* **Work required**:
Please reproduce all of the data below word for word, leaving out the pictures.

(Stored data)

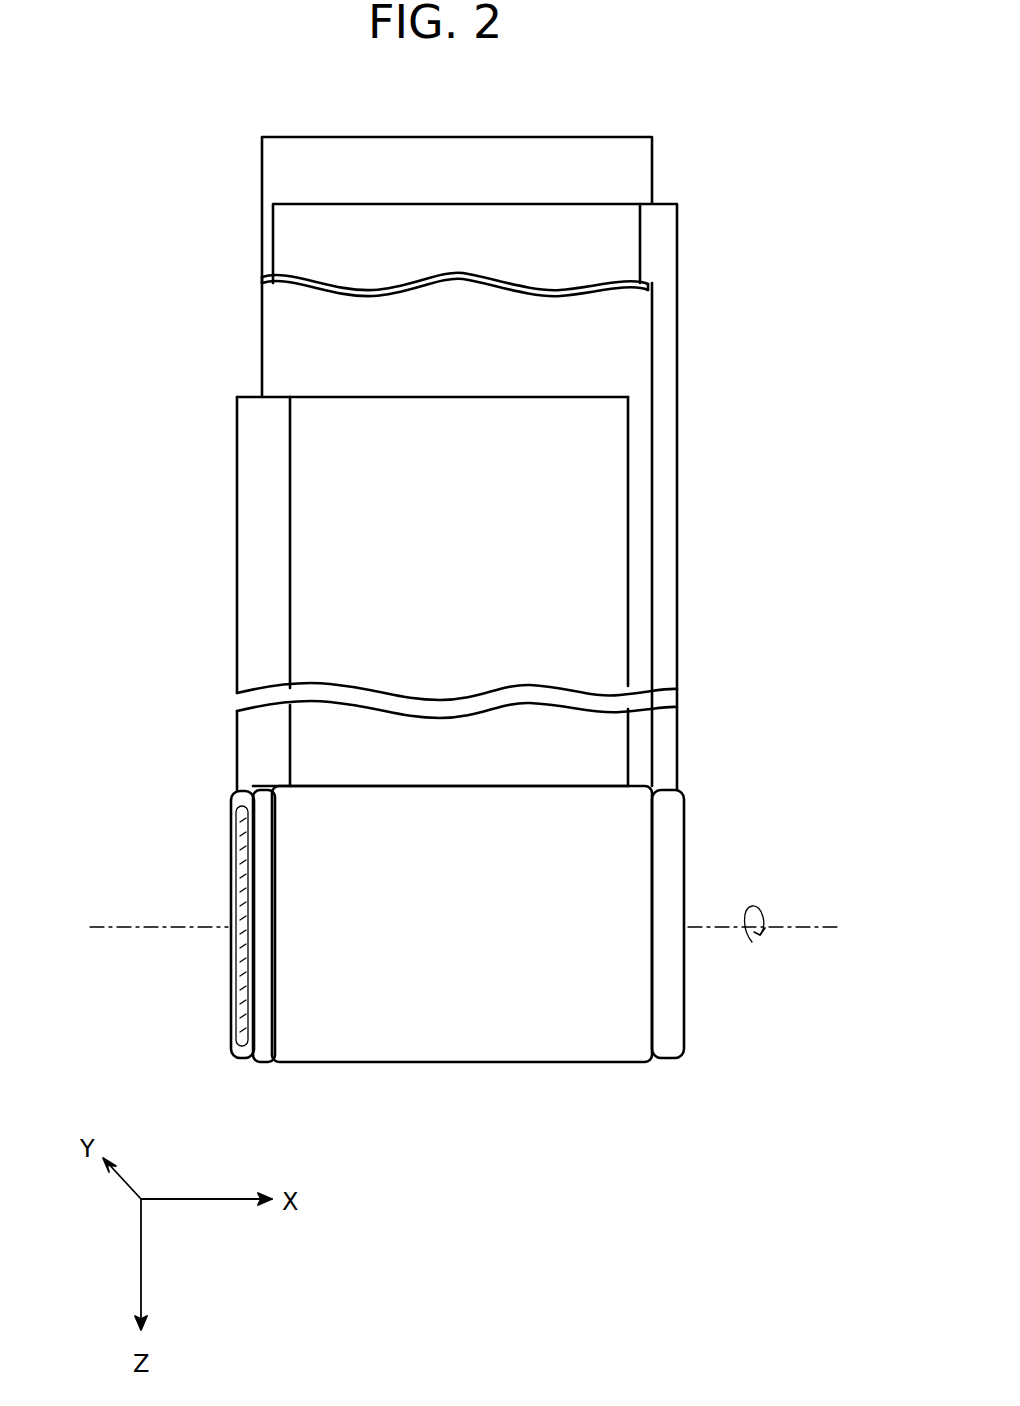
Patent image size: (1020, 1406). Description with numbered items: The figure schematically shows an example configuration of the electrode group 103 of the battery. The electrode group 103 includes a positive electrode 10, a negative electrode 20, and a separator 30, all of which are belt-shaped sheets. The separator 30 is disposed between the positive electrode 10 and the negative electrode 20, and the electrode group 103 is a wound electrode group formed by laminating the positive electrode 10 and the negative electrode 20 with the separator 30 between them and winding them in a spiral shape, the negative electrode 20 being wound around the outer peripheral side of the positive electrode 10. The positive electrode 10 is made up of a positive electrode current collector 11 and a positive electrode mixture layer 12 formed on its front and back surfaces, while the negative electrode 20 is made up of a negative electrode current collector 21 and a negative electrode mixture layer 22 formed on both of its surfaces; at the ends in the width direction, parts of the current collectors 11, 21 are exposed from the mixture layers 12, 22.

The positive electrode 10 is at (376, 593).
The positive electrode current collector 11 is at (275, 555).
The positive electrode mixture layer 12 is at (335, 620).
The negative electrode 20 is at (566, 497).
The negative electrode current collector 21 is at (660, 330).
The negative electrode mixture layer 22 is at (592, 235).
The separator 30 is at (648, 152).
The electrode group 103 is at (586, 916).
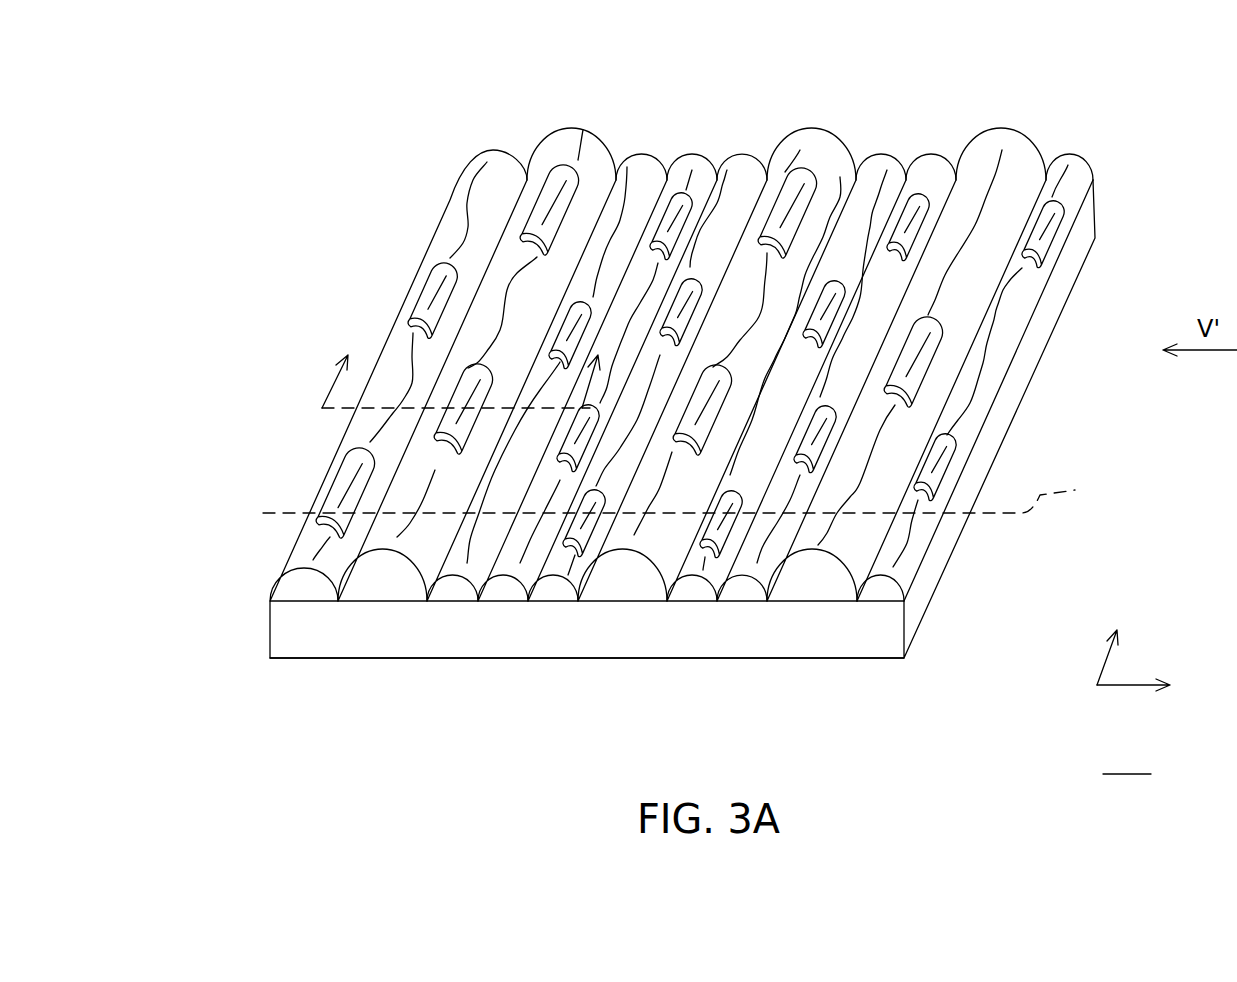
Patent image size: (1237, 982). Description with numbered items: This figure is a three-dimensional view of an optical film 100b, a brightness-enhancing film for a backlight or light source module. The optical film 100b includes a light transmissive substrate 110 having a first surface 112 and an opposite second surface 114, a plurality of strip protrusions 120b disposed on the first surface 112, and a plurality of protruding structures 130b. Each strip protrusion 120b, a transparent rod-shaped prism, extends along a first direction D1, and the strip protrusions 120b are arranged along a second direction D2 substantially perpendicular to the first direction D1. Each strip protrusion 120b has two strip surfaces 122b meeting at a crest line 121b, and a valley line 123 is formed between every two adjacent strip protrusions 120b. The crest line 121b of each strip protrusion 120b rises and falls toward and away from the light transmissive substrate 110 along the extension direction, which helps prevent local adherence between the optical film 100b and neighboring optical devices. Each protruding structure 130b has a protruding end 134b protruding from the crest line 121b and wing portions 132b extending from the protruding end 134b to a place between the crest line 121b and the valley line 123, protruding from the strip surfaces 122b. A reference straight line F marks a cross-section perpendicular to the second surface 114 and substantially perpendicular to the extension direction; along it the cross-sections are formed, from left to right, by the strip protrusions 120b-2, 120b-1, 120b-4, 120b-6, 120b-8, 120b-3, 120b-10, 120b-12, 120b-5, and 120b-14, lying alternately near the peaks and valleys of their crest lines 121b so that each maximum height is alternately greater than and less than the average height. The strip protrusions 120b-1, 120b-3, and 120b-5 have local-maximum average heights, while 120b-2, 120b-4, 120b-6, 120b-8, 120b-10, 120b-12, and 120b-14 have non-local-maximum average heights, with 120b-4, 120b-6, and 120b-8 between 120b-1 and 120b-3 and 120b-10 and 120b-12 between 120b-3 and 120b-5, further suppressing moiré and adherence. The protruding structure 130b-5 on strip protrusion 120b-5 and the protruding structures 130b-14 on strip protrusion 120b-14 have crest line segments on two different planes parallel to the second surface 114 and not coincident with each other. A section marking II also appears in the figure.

The optical film 100b is at (1127, 760).
The light transmissive substrate 110 is at (890, 633).
The first surface 112 is at (886, 586).
The second surface 114 is at (856, 675).
The strip protrusions 120b is at (995, 352).
The strip protrusion 120b-1 is at (377, 595).
The strip protrusion 120b-2 is at (295, 592).
The strip protrusion 120b-3 is at (628, 578).
The strip protrusion 120b-4 is at (453, 595).
The strip protrusion 120b-5 is at (817, 588).
The strip protrusion 120b-6 is at (502, 595).
The strip protrusion 120b-8 is at (550, 595).
The strip protrusion 120b-10 is at (692, 592).
The strip protrusion 120b-12 is at (737, 595).
The strip protrusion 120b-14 is at (867, 597).
The crest line 121b is at (917, 533).
The strip surfaces 122b is at (754, 183).
The valley line 123 is at (1007, 275).
The protruding structures 130b is at (905, 80).
The protruding structure 130b-5 is at (925, 360).
The protruding structures 130b-14 is at (1056, 217).
The wing portions 132b is at (776, 182).
The protruding end 134b is at (800, 173).
The reference straight line F is at (678, 495).
The section line II is at (468, 365).
The first direction D1 is at (1116, 637).
The second direction D2 is at (1151, 685).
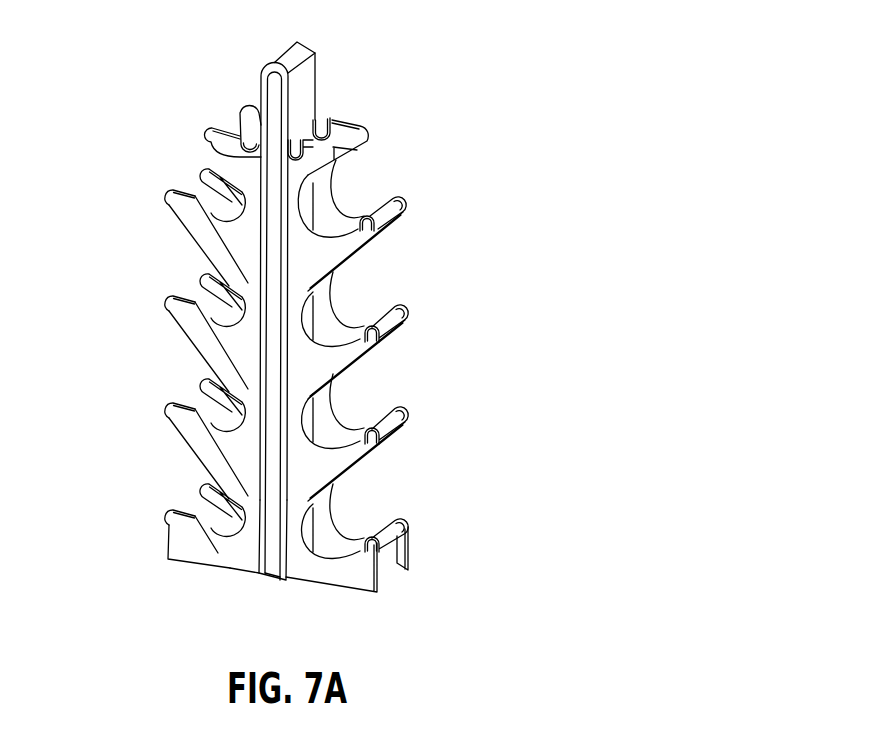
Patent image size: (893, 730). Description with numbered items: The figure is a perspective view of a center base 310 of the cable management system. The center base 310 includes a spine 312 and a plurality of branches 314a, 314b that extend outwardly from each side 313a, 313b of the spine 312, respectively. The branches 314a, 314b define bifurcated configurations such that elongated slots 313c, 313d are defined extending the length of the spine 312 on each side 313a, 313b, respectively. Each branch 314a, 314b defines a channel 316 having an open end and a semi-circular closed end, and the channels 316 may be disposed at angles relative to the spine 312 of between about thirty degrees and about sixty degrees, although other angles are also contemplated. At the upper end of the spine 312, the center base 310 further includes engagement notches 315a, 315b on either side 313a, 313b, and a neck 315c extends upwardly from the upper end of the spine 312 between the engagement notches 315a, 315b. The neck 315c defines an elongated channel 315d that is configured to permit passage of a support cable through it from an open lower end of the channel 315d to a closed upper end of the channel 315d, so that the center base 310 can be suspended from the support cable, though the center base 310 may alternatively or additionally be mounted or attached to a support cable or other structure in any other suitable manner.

* **Answer for the task**:
Patent image size: (1020, 1406). Description with numbered items: The figure schematically shows an example configuration of the electrode group 103 of the battery. The electrode group 103 includes a positive electrode 10, a negative electrode 20, and a separator 30, all of which are belt-shaped sheets. The separator 30 is disposed between the positive electrode 10 and the negative electrode 20, and the electrode group 103 is a wound electrode group formed by laminating the positive electrode 10 and the negative electrode 20 with the separator 30 between them and winding them in a spiral shape, the negative electrode 20 being wound around the outer peripheral side of the positive electrode 10. The positive electrode 10 is made up of a positive electrode current collector 11 and a positive electrode mixture layer 12 formed on its front and back surfaces, while the negative electrode 20 is made up of a negative electrode current collector 21 and a negative electrode mixture layer 22 formed on both of its surfaces; at the ends in the width direction, parts of the current collectors 11, 21 are exposed from the mixture layers 12, 22.

The positive electrode 10 is at (376, 593).
The positive electrode current collector 11 is at (275, 555).
The positive electrode mixture layer 12 is at (335, 620).
The negative electrode 20 is at (566, 497).
The negative electrode current collector 21 is at (660, 330).
The negative electrode mixture layer 22 is at (592, 235).
The separator 30 is at (648, 152).
The electrode group 103 is at (586, 916).
Patent image size: (1237, 982). Description with numbered items: This figure is a three-dimensional view of an optical film 100b, a brightness-enhancing film for a backlight or light source module. The optical film 100b includes a light transmissive substrate 110 having a first surface 112 and an opposite second surface 114, a plurality of strip protrusions 120b disposed on the first surface 112, and a plurality of protruding structures 130b. Each strip protrusion 120b, a transparent rod-shaped prism, extends along a first direction D1, and the strip protrusions 120b are arranged along a second direction D2 substantially perpendicular to the first direction D1. Each strip protrusion 120b has two strip surfaces 122b meeting at a crest line 121b, and a valley line 123 is formed between every two adjacent strip protrusions 120b. The crest line 121b of each strip protrusion 120b rises and falls toward and away from the light transmissive substrate 110 along the extension direction, which helps prevent local adherence between the optical film 100b and neighboring optical devices. Each protruding structure 130b has a protruding end 134b protruding from the crest line 121b and wing portions 132b extending from the protruding end 134b to a place between the crest line 121b and the valley line 123, protruding from the strip surfaces 122b. A reference straight line F marks a cross-section perpendicular to the second surface 114 and substantially perpendicular to the extension direction; along it the cross-sections are formed, from left to right, by the strip protrusions 120b-2, 120b-1, 120b-4, 120b-6, 120b-8, 120b-3, 120b-10, 120b-12, 120b-5, and 120b-14, lying alternately near the peaks and valleys of their crest lines 121b so that each maximum height is alternately greater than and less than the average height. The strip protrusions 120b-1, 120b-3, and 120b-5 have local-maximum average heights, while 120b-2, 120b-4, 120b-6, 120b-8, 120b-10, 120b-12, and 120b-14 have non-local-maximum average heights, with 120b-4, 120b-6, and 120b-8 between 120b-1 and 120b-3 and 120b-10 and 120b-12 between 120b-3 and 120b-5, further suppressing moiré and adherence. The protruding structure 130b-5 on strip protrusion 120b-5 and the protruding structures 130b-14 on strip protrusion 120b-14 have crest line segments on two different planes parallel to the second surface 114 and not coincident with each other. A section marking II also appears in the figure.

The optical film 100b is at (1127, 760).
The light transmissive substrate 110 is at (890, 633).
The first surface 112 is at (886, 586).
The second surface 114 is at (856, 675).
The strip protrusions 120b is at (995, 352).
The strip protrusion 120b-1 is at (377, 595).
The strip protrusion 120b-2 is at (295, 592).
The strip protrusion 120b-3 is at (628, 578).
The strip protrusion 120b-4 is at (453, 595).
The strip protrusion 120b-5 is at (817, 588).
The strip protrusion 120b-6 is at (502, 595).
The strip protrusion 120b-8 is at (550, 595).
The strip protrusion 120b-10 is at (692, 592).
The strip protrusion 120b-12 is at (737, 595).
The strip protrusion 120b-14 is at (867, 597).
The crest line 121b is at (917, 533).
The strip surfaces 122b is at (754, 183).
The valley line 123 is at (1007, 275).
The protruding structures 130b is at (905, 80).
The protruding structure 130b-5 is at (925, 360).
The protruding structures 130b-14 is at (1056, 217).
The wing portions 132b is at (776, 182).
The protruding end 134b is at (800, 173).
The reference straight line F is at (678, 495).
The section line II is at (468, 365).
The first direction D1 is at (1116, 637).
The second direction D2 is at (1151, 685).
Patent image size: (893, 730). Description with numbered items: The figure is a perspective view of a center base 310 of the cable management system. The center base 310 includes a spine 312 and a plurality of branches 314a, 314b that extend outwardly from each side 313a, 313b of the spine 312, respectively. The branches 314a, 314b define bifurcated configurations such that elongated slots 313c, 313d are defined extending the length of the spine 312 on each side 313a, 313b, respectively. Each branch 314a, 314b defines a channel 316 having an open end and a semi-circular closed end, and the channels 316 may be disposed at angles relative to the spine 312 of between about thirty degrees and about sixty degrees, although other angles are also contemplated. At the upper end of the spine 312, the center base 310 further includes engagement notches 315a, 315b on either side 313a, 313b, and a neck 315c extends upwardly from the upper end of the spine 312 between the engagement notches 315a, 315b. The neck 315c defines an elongated channel 315d that is configured to permit passage of a support cable through it from an open lower end of the channel 315d to a closed upper end of the channel 315d, so that the center base 310 can be suspended from the support cable, though the center base 310 may alternatively or additionally be mounted or attached to a support cable or other structure in any other suitable manner.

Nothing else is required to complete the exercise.